### To do
Extract the listing below in full, unchanged.

# Exercise input start

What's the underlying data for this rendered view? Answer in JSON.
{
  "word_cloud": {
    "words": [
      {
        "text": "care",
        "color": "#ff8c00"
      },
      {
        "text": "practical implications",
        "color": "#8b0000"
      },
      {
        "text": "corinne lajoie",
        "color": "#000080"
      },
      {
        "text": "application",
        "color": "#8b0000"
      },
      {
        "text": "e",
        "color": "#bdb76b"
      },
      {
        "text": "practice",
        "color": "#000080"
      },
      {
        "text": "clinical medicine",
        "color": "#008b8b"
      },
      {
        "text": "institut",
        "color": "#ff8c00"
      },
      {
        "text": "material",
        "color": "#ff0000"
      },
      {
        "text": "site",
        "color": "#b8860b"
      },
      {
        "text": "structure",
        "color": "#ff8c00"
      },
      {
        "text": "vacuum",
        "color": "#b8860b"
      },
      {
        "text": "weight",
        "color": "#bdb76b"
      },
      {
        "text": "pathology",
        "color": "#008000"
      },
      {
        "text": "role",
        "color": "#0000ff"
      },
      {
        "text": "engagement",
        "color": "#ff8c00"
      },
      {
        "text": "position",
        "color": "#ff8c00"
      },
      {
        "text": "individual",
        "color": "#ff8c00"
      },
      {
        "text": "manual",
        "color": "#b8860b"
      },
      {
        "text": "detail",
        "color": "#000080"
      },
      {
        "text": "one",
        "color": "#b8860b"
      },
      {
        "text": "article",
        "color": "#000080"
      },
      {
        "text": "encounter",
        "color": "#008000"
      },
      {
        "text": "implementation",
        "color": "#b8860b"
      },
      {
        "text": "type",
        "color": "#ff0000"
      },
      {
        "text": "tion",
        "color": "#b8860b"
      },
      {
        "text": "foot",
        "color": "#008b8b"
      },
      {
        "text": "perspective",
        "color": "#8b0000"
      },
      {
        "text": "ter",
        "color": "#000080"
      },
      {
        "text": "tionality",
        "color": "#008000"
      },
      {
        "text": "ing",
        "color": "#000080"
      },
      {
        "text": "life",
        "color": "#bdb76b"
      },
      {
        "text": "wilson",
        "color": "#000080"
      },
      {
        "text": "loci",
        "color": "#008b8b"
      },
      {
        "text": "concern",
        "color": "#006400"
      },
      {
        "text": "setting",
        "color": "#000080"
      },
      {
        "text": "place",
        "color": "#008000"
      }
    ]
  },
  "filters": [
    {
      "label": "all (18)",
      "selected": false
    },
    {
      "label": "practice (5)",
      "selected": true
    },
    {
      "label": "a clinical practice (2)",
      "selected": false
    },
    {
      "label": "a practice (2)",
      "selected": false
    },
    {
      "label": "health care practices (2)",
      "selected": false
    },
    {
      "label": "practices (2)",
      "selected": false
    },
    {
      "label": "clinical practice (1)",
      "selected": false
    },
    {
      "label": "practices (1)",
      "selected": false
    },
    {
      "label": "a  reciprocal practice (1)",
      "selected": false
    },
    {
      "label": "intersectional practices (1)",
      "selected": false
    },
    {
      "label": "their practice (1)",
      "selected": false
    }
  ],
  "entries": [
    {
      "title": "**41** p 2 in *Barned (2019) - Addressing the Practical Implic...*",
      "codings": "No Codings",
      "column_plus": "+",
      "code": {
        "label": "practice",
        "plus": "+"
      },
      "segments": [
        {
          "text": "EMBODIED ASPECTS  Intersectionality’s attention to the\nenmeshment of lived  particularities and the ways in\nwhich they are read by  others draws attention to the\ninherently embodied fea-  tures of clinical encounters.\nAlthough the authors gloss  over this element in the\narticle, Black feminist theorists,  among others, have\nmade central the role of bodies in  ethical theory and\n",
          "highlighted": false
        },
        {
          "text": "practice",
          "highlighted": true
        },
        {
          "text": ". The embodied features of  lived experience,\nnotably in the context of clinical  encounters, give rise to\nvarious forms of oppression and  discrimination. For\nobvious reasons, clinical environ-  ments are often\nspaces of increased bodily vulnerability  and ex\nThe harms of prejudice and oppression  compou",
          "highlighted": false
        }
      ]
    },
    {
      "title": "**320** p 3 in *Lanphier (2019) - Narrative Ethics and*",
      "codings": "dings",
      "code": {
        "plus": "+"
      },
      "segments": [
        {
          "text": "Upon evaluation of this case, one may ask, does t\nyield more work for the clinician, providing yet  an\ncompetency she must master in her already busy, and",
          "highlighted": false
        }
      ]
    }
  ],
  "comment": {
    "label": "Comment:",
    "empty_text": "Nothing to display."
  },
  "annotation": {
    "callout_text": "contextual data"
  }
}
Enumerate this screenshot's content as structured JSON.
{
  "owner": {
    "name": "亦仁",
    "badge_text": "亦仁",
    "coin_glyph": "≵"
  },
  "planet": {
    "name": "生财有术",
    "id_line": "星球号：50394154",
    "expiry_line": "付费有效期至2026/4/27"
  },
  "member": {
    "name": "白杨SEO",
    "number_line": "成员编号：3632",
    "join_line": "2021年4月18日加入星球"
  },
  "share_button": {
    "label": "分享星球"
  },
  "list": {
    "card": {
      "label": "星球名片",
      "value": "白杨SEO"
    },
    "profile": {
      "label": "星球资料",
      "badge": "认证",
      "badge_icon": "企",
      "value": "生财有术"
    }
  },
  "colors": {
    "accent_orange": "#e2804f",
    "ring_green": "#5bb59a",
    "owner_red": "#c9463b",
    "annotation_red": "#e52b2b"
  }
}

# Exercise input end

### Final answer
What's the underlying data for this rendered view? Answer in JSON.
{
  "word_cloud": {
    "words": [
      {
        "text": "care",
        "color": "#ff8c00"
      },
      {
        "text": "practical implications",
        "color": "#8b0000"
      },
      {
        "text": "corinne lajoie",
        "color": "#000080"
      },
      {
        "text": "application",
        "color": "#8b0000"
      },
      {
        "text": "e",
        "color": "#bdb76b"
      },
      {
        "text": "practice",
        "color": "#000080"
      },
      {
        "text": "clinical medicine",
        "color": "#008b8b"
      },
      {
        "text": "institut",
        "color": "#ff8c00"
      },
      {
        "text": "material",
        "color": "#ff0000"
      },
      {
        "text": "site",
        "color": "#b8860b"
      },
      {
        "text": "structure",
        "color": "#ff8c00"
      },
      {
        "text": "vacuum",
        "color": "#b8860b"
      },
      {
        "text": "weight",
        "color": "#bdb76b"
      },
      {
        "text": "pathology",
        "color": "#008000"
      },
      {
        "text": "role",
        "color": "#0000ff"
      },
      {
        "text": "engagement",
        "color": "#ff8c00"
      },
      {
        "text": "position",
        "color": "#ff8c00"
      },
      {
        "text": "individual",
        "color": "#ff8c00"
      },
      {
        "text": "manual",
        "color": "#b8860b"
      },
      {
        "text": "detail",
        "color": "#000080"
      },
      {
        "text": "one",
        "color": "#b8860b"
      },
      {
        "text": "article",
        "color": "#000080"
      },
      {
        "text": "encounter",
        "color": "#008000"
      },
      {
        "text": "implementation",
        "color": "#b8860b"
      },
      {
        "text": "type",
        "color": "#ff0000"
      },
      {
        "text": "tion",
        "color": "#b8860b"
      },
      {
        "text": "foot",
        "color": "#008b8b"
      },
      {
        "text": "perspective",
        "color": "#8b0000"
      },
      {
        "text": "ter",
        "color": "#000080"
      },
      {
        "text": "tionality",
        "color": "#008000"
      },
      {
        "text": "ing",
        "color": "#000080"
      },
      {
        "text": "life",
        "color": "#bdb76b"
      },
      {
        "text": "wilson",
        "color": "#000080"
      },
      {
        "text": "loci",
        "color": "#008b8b"
      },
      {
        "text": "concern",
        "color": "#006400"
      },
      {
        "text": "setting",
        "color": "#000080"
      },
      {
        "text": "place",
        "color": "#008000"
      }
    ]
  },
  "filters": [
    {
      "label": "all (18)",
      "selected": false
    },
    {
      "label": "practice (5)",
      "selected": true
    },
    {
      "label": "a clinical practice (2)",
      "selected": false
    },
    {
      "label": "a practice (2)",
      "selected": false
    },
    {
      "label": "health care practices (2)",
      "selected": false
    },
    {
      "label": "practices (2)",
      "selected": false
    },
    {
      "label": "clinical practice (1)",
      "selected": false
    },
    {
      "label": "practices (1)",
      "selected": false
    },
    {
      "label": "a  reciprocal practice (1)",
      "selected": false
    },
    {
      "label": "intersectional practices (1)",
      "selected": false
    },
    {
      "label": "their practice (1)",
      "selected": false
    }
  ],
  "entries": [
    {
      "title": "**41** p 2 in *Barned (2019) - Addressing the Practical Implic...*",
      "codings": "No Codings",
      "column_plus": "+",
      "code": {
        "label": "practice",
        "plus": "+"
      },
      "segments": [
        {
          "text": "EMBODIED ASPECTS  Intersectionality’s attention to the\nenmeshment of lived  particularities and the ways in\nwhich they are read by  others draws attention to the\ninherently embodied fea-  tures of clinical encounters.\nAlthough the authors gloss  over this element in the\narticle, Black feminist theorists,  among others, have\nmade central the role of bodies in  ethical theory and\n",
          "highlighted": false
        },
        {
          "text": "practice",
          "highlighted": true
        },
        {
          "text": ". The embodied features of  lived experience,\nnotably in the context of clinical  encounters, give rise to\nvarious forms of oppression and  discrimination. For\nobvious reasons, clinical environ-  ments are often\nspaces of increased bodily vulnerability  and ex\nThe harms of prejudice and oppression  compou",
          "highlighted": false
        }
      ]
    },
    {
      "title": "**320** p 3 in *Lanphier (2019) - Narrative Ethics and*",
      "codings": "dings",
      "code": {
        "plus": "+"
      },
      "segments": [
        {
          "text": "Upon evaluation of this case, one may ask, does t\nyield more work for the clinician, providing yet  an\ncompetency she must master in her already busy, and",
          "highlighted": false
        }
      ]
    }
  ],
  "comment": {
    "label": "Comment:",
    "empty_text": "Nothing to display."
  },
  "annotation": {
    "callout_text": "contextual data"
  }
}
Enumerate this screenshot's content as structured JSON.
{
  "owner": {
    "name": "亦仁",
    "badge_text": "亦仁",
    "coin_glyph": "≵"
  },
  "planet": {
    "name": "生财有术",
    "id_line": "星球号：50394154",
    "expiry_line": "付费有效期至2026/4/27"
  },
  "member": {
    "name": "白杨SEO",
    "number_line": "成员编号：3632",
    "join_line": "2021年4月18日加入星球"
  },
  "share_button": {
    "label": "分享星球"
  },
  "list": {
    "card": {
      "label": "星球名片",
      "value": "白杨SEO"
    },
    "profile": {
      "label": "星球资料",
      "badge": "认证",
      "badge_icon": "企",
      "value": "生财有术"
    }
  },
  "colors": {
    "accent_orange": "#e2804f",
    "ring_green": "#5bb59a",
    "owner_red": "#c9463b",
    "annotation_red": "#e52b2b"
  }
}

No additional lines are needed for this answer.